Given problem
Transcribe every line of the records verbatim.

Saved entries
--------------------
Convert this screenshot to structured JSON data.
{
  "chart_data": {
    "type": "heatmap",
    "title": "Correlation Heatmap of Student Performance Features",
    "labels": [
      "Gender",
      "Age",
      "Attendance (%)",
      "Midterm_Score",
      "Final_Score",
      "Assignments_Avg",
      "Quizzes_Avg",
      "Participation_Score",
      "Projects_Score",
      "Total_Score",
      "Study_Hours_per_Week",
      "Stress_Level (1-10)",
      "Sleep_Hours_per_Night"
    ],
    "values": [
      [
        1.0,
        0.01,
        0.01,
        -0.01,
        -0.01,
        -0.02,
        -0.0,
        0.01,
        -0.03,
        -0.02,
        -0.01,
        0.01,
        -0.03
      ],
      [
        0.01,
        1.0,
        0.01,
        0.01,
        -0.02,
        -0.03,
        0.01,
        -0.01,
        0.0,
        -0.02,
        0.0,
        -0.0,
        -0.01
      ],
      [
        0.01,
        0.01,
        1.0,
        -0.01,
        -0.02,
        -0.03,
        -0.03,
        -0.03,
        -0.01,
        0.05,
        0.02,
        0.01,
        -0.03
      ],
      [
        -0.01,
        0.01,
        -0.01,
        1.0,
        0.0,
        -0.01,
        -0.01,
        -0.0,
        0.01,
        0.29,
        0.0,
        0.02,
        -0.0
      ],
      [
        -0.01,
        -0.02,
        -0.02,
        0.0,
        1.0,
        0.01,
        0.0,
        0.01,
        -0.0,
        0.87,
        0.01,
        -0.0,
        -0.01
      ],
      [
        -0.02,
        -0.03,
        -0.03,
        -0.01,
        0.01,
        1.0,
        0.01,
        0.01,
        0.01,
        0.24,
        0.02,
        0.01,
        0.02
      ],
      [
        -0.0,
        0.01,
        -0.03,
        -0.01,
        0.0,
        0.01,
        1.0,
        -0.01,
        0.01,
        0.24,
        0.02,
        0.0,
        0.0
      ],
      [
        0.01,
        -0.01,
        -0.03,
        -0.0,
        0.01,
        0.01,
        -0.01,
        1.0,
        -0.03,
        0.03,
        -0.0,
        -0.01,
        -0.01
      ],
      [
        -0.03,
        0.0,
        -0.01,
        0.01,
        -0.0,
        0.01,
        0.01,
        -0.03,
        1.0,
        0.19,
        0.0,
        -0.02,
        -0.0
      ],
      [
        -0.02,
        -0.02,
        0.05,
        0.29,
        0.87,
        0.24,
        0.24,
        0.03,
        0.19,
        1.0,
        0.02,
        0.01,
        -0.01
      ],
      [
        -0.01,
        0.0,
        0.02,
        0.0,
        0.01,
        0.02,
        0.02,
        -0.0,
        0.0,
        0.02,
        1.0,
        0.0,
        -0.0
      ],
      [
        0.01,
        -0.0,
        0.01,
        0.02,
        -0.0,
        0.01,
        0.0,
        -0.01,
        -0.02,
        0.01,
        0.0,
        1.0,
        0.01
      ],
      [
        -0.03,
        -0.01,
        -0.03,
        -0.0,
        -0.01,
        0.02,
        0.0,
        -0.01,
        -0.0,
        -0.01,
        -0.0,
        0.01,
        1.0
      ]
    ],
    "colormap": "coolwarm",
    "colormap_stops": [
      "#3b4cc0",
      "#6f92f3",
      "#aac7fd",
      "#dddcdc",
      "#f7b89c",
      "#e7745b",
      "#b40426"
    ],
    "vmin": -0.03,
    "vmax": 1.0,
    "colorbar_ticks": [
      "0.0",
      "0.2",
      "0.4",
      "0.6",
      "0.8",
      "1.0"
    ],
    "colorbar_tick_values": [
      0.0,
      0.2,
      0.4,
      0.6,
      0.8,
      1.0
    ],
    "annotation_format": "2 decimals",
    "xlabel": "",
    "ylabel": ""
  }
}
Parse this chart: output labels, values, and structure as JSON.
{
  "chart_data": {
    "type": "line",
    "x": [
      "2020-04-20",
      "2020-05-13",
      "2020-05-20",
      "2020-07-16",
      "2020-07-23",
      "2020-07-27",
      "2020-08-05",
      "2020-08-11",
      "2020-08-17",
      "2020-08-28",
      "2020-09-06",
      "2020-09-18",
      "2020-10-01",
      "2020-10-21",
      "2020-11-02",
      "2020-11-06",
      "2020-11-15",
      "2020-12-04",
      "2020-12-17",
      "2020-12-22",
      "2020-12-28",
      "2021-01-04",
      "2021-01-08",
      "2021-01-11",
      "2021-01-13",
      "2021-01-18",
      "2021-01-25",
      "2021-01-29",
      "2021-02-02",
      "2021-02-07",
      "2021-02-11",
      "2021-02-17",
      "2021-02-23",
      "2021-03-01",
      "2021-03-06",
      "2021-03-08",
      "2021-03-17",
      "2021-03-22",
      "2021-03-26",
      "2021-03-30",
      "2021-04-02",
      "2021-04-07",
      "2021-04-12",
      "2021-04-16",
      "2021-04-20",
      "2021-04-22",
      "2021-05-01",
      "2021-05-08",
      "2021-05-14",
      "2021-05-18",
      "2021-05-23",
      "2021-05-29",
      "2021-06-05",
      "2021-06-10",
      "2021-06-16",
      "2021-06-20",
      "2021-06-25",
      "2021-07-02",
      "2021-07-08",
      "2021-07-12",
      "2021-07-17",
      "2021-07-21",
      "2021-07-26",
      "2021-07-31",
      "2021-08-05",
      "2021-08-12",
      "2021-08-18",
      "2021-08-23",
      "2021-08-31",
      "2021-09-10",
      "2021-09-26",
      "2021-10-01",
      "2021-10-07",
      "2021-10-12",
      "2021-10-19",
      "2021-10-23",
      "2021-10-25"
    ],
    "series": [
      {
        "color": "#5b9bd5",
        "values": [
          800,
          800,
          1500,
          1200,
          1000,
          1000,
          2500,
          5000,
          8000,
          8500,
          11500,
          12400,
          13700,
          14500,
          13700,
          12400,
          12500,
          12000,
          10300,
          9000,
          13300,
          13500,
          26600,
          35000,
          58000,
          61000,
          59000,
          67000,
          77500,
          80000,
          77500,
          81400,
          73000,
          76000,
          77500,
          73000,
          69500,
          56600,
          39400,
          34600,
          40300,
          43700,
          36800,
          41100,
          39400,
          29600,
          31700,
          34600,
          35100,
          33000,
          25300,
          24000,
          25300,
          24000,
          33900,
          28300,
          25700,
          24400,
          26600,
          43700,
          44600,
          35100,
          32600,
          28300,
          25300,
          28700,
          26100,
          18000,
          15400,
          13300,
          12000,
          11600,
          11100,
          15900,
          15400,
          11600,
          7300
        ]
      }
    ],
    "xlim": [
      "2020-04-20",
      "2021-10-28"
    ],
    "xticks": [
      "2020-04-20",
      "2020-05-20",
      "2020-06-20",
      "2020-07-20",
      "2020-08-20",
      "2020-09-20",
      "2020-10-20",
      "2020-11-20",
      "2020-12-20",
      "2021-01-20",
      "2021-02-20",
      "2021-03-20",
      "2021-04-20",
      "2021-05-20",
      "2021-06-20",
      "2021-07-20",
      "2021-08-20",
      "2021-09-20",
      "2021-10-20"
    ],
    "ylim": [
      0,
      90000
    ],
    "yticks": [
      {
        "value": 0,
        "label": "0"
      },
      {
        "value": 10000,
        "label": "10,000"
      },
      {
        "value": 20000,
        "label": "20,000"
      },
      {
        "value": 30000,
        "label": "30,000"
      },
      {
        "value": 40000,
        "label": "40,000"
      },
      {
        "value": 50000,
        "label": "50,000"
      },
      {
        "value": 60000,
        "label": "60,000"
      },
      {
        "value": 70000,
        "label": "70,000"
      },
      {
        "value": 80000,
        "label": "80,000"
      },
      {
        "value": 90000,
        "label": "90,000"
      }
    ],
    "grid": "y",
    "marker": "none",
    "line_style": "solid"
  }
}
--------------------
Reply
Convert this screenshot to structured JSON data.
{
  "chart_data": {
    "type": "heatmap",
    "title": "Correlation Heatmap of Student Performance Features",
    "labels": [
      "Gender",
      "Age",
      "Attendance (%)",
      "Midterm_Score",
      "Final_Score",
      "Assignments_Avg",
      "Quizzes_Avg",
      "Participation_Score",
      "Projects_Score",
      "Total_Score",
      "Study_Hours_per_Week",
      "Stress_Level (1-10)",
      "Sleep_Hours_per_Night"
    ],
    "values": [
      [
        1.0,
        0.01,
        0.01,
        -0.01,
        -0.01,
        -0.02,
        -0.0,
        0.01,
        -0.03,
        -0.02,
        -0.01,
        0.01,
        -0.03
      ],
      [
        0.01,
        1.0,
        0.01,
        0.01,
        -0.02,
        -0.03,
        0.01,
        -0.01,
        0.0,
        -0.02,
        0.0,
        -0.0,
        -0.01
      ],
      [
        0.01,
        0.01,
        1.0,
        -0.01,
        -0.02,
        -0.03,
        -0.03,
        -0.03,
        -0.01,
        0.05,
        0.02,
        0.01,
        -0.03
      ],
      [
        -0.01,
        0.01,
        -0.01,
        1.0,
        0.0,
        -0.01,
        -0.01,
        -0.0,
        0.01,
        0.29,
        0.0,
        0.02,
        -0.0
      ],
      [
        -0.01,
        -0.02,
        -0.02,
        0.0,
        1.0,
        0.01,
        0.0,
        0.01,
        -0.0,
        0.87,
        0.01,
        -0.0,
        -0.01
      ],
      [
        -0.02,
        -0.03,
        -0.03,
        -0.01,
        0.01,
        1.0,
        0.01,
        0.01,
        0.01,
        0.24,
        0.02,
        0.01,
        0.02
      ],
      [
        -0.0,
        0.01,
        -0.03,
        -0.01,
        0.0,
        0.01,
        1.0,
        -0.01,
        0.01,
        0.24,
        0.02,
        0.0,
        0.0
      ],
      [
        0.01,
        -0.01,
        -0.03,
        -0.0,
        0.01,
        0.01,
        -0.01,
        1.0,
        -0.03,
        0.03,
        -0.0,
        -0.01,
        -0.01
      ],
      [
        -0.03,
        0.0,
        -0.01,
        0.01,
        -0.0,
        0.01,
        0.01,
        -0.03,
        1.0,
        0.19,
        0.0,
        -0.02,
        -0.0
      ],
      [
        -0.02,
        -0.02,
        0.05,
        0.29,
        0.87,
        0.24,
        0.24,
        0.03,
        0.19,
        1.0,
        0.02,
        0.01,
        -0.01
      ],
      [
        -0.01,
        0.0,
        0.02,
        0.0,
        0.01,
        0.02,
        0.02,
        -0.0,
        0.0,
        0.02,
        1.0,
        0.0,
        -0.0
      ],
      [
        0.01,
        -0.0,
        0.01,
        0.02,
        -0.0,
        0.01,
        0.0,
        -0.01,
        -0.02,
        0.01,
        0.0,
        1.0,
        0.01
      ],
      [
        -0.03,
        -0.01,
        -0.03,
        -0.0,
        -0.01,
        0.02,
        0.0,
        -0.01,
        -0.0,
        -0.01,
        -0.0,
        0.01,
        1.0
      ]
    ],
    "colormap": "coolwarm",
    "colormap_stops": [
      "#3b4cc0",
      "#6f92f3",
      "#aac7fd",
      "#dddcdc",
      "#f7b89c",
      "#e7745b",
      "#b40426"
    ],
    "vmin": -0.03,
    "vmax": 1.0,
    "colorbar_ticks": [
      "0.0",
      "0.2",
      "0.4",
      "0.6",
      "0.8",
      "1.0"
    ],
    "colorbar_tick_values": [
      0.0,
      0.2,
      0.4,
      0.6,
      0.8,
      1.0
    ],
    "annotation_format": "2 decimals",
    "xlabel": "",
    "ylabel": ""
  }
}
Parse this chart: output labels, values, and structure as JSON.
{
  "chart_data": {
    "type": "line",
    "x": [
      "2020-04-20",
      "2020-05-13",
      "2020-05-20",
      "2020-07-16",
      "2020-07-23",
      "2020-07-27",
      "2020-08-05",
      "2020-08-11",
      "2020-08-17",
      "2020-08-28",
      "2020-09-06",
      "2020-09-18",
      "2020-10-01",
      "2020-10-21",
      "2020-11-02",
      "2020-11-06",
      "2020-11-15",
      "2020-12-04",
      "2020-12-17",
      "2020-12-22",
      "2020-12-28",
      "2021-01-04",
      "2021-01-08",
      "2021-01-11",
      "2021-01-13",
      "2021-01-18",
      "2021-01-25",
      "2021-01-29",
      "2021-02-02",
      "2021-02-07",
      "2021-02-11",
      "2021-02-17",
      "2021-02-23",
      "2021-03-01",
      "2021-03-06",
      "2021-03-08",
      "2021-03-17",
      "2021-03-22",
      "2021-03-26",
      "2021-03-30",
      "2021-04-02",
      "2021-04-07",
      "2021-04-12",
      "2021-04-16",
      "2021-04-20",
      "2021-04-22",
      "2021-05-01",
      "2021-05-08",
      "2021-05-14",
      "2021-05-18",
      "2021-05-23",
      "2021-05-29",
      "2021-06-05",
      "2021-06-10",
      "2021-06-16",
      "2021-06-20",
      "2021-06-25",
      "2021-07-02",
      "2021-07-08",
      "2021-07-12",
      "2021-07-17",
      "2021-07-21",
      "2021-07-26",
      "2021-07-31",
      "2021-08-05",
      "2021-08-12",
      "2021-08-18",
      "2021-08-23",
      "2021-08-31",
      "2021-09-10",
      "2021-09-26",
      "2021-10-01",
      "2021-10-07",
      "2021-10-12",
      "2021-10-19",
      "2021-10-23",
      "2021-10-25"
    ],
    "series": [
      {
        "color": "#5b9bd5",
        "values": [
          800,
          800,
          1500,
          1200,
          1000,
          1000,
          2500,
          5000,
          8000,
          8500,
          11500,
          12400,
          13700,
          14500,
          13700,
          12400,
          12500,
          12000,
          10300,
          9000,
          13300,
          13500,
          26600,
          35000,
          58000,
          61000,
          59000,
          67000,
          77500,
          80000,
          77500,
          81400,
          73000,
          76000,
          77500,
          73000,
          69500,
          56600,
          39400,
          34600,
          40300,
          43700,
          36800,
          41100,
          39400,
          29600,
          31700,
          34600,
          35100,
          33000,
          25300,
          24000,
          25300,
          24000,
          33900,
          28300,
          25700,
          24400,
          26600,
          43700,
          44600,
          35100,
          32600,
          28300,
          25300,
          28700,
          26100,
          18000,
          15400,
          13300,
          12000,
          11600,
          11100,
          15900,
          15400,
          11600,
          7300
        ]
      }
    ],
    "xlim": [
      "2020-04-20",
      "2021-10-28"
    ],
    "xticks": [
      "2020-04-20",
      "2020-05-20",
      "2020-06-20",
      "2020-07-20",
      "2020-08-20",
      "2020-09-20",
      "2020-10-20",
      "2020-11-20",
      "2020-12-20",
      "2021-01-20",
      "2021-02-20",
      "2021-03-20",
      "2021-04-20",
      "2021-05-20",
      "2021-06-20",
      "2021-07-20",
      "2021-08-20",
      "2021-09-20",
      "2021-10-20"
    ],
    "ylim": [
      0,
      90000
    ],
    "yticks": [
      {
        "value": 0,
        "label": "0"
      },
      {
        "value": 10000,
        "label": "10,000"
      },
      {
        "value": 20000,
        "label": "20,000"
      },
      {
        "value": 30000,
        "label": "30,000"
      },
      {
        "value": 40000,
        "label": "40,000"
      },
      {
        "value": 50000,
        "label": "50,000"
      },
      {
        "value": 60000,
        "label": "60,000"
      },
      {
        "value": 70000,
        "label": "70,000"
      },
      {
        "value": 80000,
        "label": "80,000"
      },
      {
        "value": 90000,
        "label": "90,000"
      }
    ],
    "grid": "y",
    "marker": "none",
    "line_style": "solid"
  }
}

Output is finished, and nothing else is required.